TASK MATERIAL ->
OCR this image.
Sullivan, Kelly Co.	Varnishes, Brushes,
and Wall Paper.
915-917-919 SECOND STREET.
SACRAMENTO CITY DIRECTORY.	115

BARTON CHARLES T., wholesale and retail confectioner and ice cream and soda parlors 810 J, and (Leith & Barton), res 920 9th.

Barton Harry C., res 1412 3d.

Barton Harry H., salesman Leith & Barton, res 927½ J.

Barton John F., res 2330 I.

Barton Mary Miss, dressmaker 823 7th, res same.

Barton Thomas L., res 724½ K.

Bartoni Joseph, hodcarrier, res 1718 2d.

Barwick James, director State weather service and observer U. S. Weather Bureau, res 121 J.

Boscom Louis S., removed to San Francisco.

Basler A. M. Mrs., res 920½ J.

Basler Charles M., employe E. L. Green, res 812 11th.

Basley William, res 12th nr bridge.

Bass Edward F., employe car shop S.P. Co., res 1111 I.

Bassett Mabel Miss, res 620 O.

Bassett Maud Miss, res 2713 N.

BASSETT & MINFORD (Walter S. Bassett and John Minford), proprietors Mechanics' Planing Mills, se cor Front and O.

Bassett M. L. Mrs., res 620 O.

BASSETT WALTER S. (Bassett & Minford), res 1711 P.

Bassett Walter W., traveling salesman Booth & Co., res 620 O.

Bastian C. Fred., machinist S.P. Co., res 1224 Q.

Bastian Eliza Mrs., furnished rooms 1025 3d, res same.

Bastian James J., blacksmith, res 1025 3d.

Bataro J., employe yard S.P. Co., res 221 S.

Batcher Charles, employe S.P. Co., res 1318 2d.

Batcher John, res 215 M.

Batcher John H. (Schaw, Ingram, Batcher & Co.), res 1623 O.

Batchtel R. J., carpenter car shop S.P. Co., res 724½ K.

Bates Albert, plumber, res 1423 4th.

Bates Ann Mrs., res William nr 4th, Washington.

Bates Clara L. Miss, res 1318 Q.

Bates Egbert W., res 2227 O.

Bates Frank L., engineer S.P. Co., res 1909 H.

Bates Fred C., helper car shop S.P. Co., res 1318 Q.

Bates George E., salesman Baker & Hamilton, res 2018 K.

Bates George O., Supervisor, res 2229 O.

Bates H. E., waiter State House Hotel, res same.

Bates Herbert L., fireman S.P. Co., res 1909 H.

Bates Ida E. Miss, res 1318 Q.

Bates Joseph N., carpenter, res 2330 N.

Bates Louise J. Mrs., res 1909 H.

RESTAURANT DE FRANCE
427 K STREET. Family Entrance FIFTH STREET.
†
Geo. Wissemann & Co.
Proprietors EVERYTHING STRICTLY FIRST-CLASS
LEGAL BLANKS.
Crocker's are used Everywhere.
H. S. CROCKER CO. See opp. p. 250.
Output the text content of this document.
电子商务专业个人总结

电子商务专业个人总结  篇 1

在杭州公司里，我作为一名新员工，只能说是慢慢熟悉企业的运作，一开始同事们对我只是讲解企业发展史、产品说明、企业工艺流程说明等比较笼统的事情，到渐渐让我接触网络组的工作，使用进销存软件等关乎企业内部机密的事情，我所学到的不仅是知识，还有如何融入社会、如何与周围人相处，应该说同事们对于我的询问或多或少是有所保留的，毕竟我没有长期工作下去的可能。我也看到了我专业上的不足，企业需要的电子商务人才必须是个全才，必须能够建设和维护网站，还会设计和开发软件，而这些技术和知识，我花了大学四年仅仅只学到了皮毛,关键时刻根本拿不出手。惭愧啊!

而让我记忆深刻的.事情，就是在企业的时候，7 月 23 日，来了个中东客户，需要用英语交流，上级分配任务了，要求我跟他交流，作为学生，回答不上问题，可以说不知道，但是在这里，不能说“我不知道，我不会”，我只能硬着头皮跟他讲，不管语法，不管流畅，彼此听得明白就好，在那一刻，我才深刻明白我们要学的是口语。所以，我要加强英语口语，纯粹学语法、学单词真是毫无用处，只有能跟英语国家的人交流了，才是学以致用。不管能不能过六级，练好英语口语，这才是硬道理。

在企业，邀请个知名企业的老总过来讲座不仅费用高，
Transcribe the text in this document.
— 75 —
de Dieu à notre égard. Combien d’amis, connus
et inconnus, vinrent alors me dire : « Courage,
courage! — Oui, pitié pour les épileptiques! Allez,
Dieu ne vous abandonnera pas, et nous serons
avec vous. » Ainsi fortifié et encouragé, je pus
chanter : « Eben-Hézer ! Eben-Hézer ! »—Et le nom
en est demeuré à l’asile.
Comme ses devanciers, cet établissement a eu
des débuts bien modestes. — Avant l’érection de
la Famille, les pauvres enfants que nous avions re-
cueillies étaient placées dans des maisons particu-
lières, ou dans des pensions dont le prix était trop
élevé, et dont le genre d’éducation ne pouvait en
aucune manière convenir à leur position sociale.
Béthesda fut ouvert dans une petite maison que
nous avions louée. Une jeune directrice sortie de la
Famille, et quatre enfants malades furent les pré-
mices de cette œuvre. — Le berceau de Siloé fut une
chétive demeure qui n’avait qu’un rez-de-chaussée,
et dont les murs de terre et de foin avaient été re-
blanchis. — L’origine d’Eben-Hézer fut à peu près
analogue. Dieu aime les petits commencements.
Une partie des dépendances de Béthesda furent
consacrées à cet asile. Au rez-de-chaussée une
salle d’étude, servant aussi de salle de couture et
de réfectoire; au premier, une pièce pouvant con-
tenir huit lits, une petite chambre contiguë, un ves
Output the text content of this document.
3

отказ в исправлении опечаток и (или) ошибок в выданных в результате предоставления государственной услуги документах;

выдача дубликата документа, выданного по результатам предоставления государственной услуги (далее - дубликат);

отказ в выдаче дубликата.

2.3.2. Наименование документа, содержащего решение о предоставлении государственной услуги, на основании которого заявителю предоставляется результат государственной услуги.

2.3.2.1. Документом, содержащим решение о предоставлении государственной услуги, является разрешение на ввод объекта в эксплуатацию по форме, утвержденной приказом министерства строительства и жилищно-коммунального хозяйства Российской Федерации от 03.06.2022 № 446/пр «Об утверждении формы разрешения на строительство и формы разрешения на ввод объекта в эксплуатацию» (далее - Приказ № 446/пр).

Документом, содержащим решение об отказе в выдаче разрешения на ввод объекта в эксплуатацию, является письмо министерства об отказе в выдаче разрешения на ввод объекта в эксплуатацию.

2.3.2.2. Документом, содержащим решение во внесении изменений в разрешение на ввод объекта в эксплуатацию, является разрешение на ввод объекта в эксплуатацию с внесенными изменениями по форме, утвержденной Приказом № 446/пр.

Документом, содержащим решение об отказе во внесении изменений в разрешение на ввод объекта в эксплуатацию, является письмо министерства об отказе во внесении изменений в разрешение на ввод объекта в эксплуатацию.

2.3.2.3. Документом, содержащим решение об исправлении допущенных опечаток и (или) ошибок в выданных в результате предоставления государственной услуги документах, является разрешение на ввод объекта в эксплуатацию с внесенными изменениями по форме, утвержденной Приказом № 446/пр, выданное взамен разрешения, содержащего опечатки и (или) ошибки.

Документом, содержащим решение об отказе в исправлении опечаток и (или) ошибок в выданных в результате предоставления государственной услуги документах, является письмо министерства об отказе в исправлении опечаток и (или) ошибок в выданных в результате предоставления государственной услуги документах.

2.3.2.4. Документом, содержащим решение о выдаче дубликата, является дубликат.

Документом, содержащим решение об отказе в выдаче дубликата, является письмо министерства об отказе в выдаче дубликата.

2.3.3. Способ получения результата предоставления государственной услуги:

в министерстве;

TASK BRIEF ->
Pull out the lines above in which the word "dans" appears.

RESULT BELOW ->
cueillies étaient placées dans des maisons particu-
lières, ou dans des pensions dont le prix était trop
Béthesda fut ouvert dans une petite maison que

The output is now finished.